STATED TASK: Give the listing again character for character, but drop the images.

DATA SHOWN:
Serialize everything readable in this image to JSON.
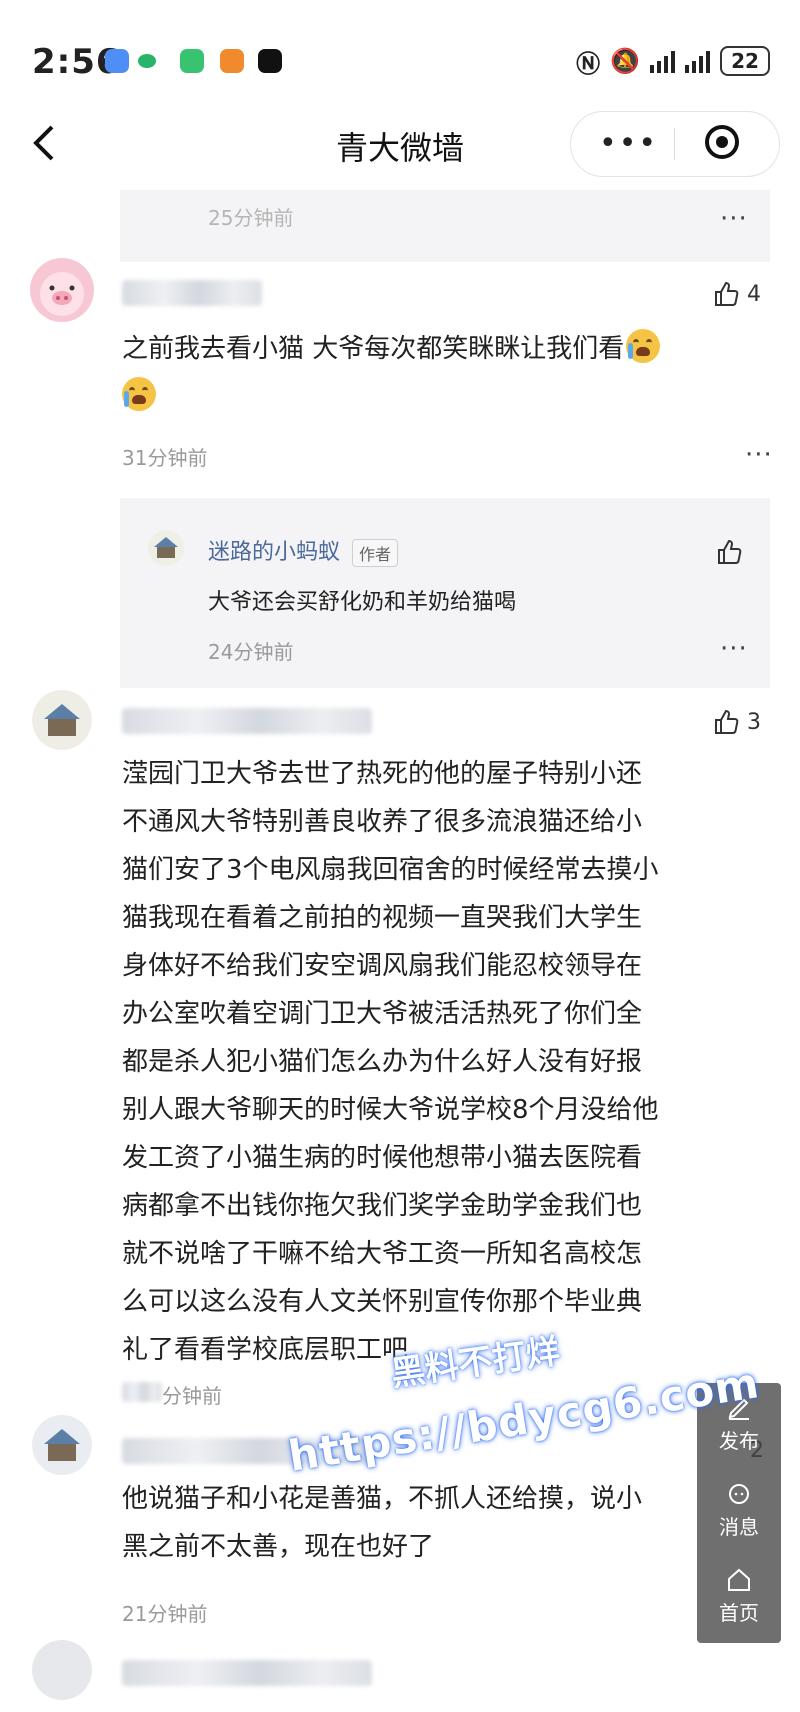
{
  "status_bar": {
    "time": "2:56",
    "battery": "22"
  },
  "header": {
    "title": "青大微墙",
    "more_label": "•••"
  },
  "comments": [
    {
      "time": "25分钟前"
    },
    {
      "text_line1": "之前我去看小猫 大爷每次都笑眯眯让我们看",
      "likes": "4",
      "time": "31分钟前"
    },
    {
      "text_lines": [
        "滢园门卫大爷去世了热死的他的屋子特别小还",
        "不通风大爷特别善良收养了很多流浪猫还给小",
        "猫们安了3个电风扇我回宿舍的时候经常去摸小",
        "猫我现在看着之前拍的视频一直哭我们大学生",
        "身体好不给我们安空调风扇我们能忍校领导在",
        "办公室吹着空调门卫大爷被活活热死了你们全",
        "都是杀人犯小猫们怎么办为什么好人没有好报",
        "别人跟大爷聊天的时候大爷说学校8个月没给他",
        "发工资了小猫生病的时候他想带小猫去医院看",
        "病都拿不出钱你拖欠我们奖学金助学金我们也",
        "就不说啥了干嘛不给大爷工资一所知名高校怎",
        "么可以这么没有人文关怀别宣传你那个毕业典",
        "礼了看看学校底层职工吧"
      ],
      "likes": "3",
      "time": "分钟前"
    },
    {
      "text_lines": [
        "他说猫子和小花是善猫，不抓人还给摸，说小",
        "黑之前不太善，现在也好了"
      ],
      "likes": "2",
      "time": "21分钟前"
    }
  ],
  "reply": {
    "username": "迷路的小蚂蚁",
    "tag": "作者",
    "text": "大爷还会买舒化奶和羊奶给猫喝",
    "time": "24分钟前"
  },
  "float_menu": {
    "post": "发布",
    "messages": "消息",
    "home": "首页"
  },
  "watermark": {
    "line1": "黑料不打烊",
    "line2": "https://bdycg6.com"
  },
  "colors": {
    "gray_box": "#f4f4f6",
    "time_gray": "#9a9a9a",
    "watermark_glow": "#2f6df0"
  }
}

WRITTEN SOLUTION:
Serialize everything readable in this image to JSON.
{
  "status_bar": {
    "time": "2:56",
    "battery": "22"
  },
  "header": {
    "title": "青大微墙",
    "more_label": "•••"
  },
  "comments": [
    {
      "time": "25分钟前"
    },
    {
      "text_line1": "之前我去看小猫 大爷每次都笑眯眯让我们看",
      "likes": "4",
      "time": "31分钟前"
    },
    {
      "text_lines": [
        "滢园门卫大爷去世了热死的他的屋子特别小还",
        "不通风大爷特别善良收养了很多流浪猫还给小",
        "猫们安了3个电风扇我回宿舍的时候经常去摸小",
        "猫我现在看着之前拍的视频一直哭我们大学生",
        "身体好不给我们安空调风扇我们能忍校领导在",
        "办公室吹着空调门卫大爷被活活热死了你们全",
        "都是杀人犯小猫们怎么办为什么好人没有好报",
        "别人跟大爷聊天的时候大爷说学校8个月没给他",
        "发工资了小猫生病的时候他想带小猫去医院看",
        "病都拿不出钱你拖欠我们奖学金助学金我们也",
        "就不说啥了干嘛不给大爷工资一所知名高校怎",
        "么可以这么没有人文关怀别宣传你那个毕业典",
        "礼了看看学校底层职工吧"
      ],
      "likes": "3",
      "time": "分钟前"
    },
    {
      "text_lines": [
        "他说猫子和小花是善猫，不抓人还给摸，说小",
        "黑之前不太善，现在也好了"
      ],
      "likes": "2",
      "time": "21分钟前"
    }
  ],
  "reply": {
    "username": "迷路的小蚂蚁",
    "tag": "作者",
    "text": "大爷还会买舒化奶和羊奶给猫喝",
    "time": "24分钟前"
  },
  "float_menu": {
    "post": "发布",
    "messages": "消息",
    "home": "首页"
  },
  "watermark": {
    "line1": "黑料不打烊",
    "line2": "https://bdycg6.com"
  },
  "colors": {
    "gray_box": "#f4f4f6",
    "time_gray": "#9a9a9a",
    "watermark_glow": "#2f6df0"
  }
}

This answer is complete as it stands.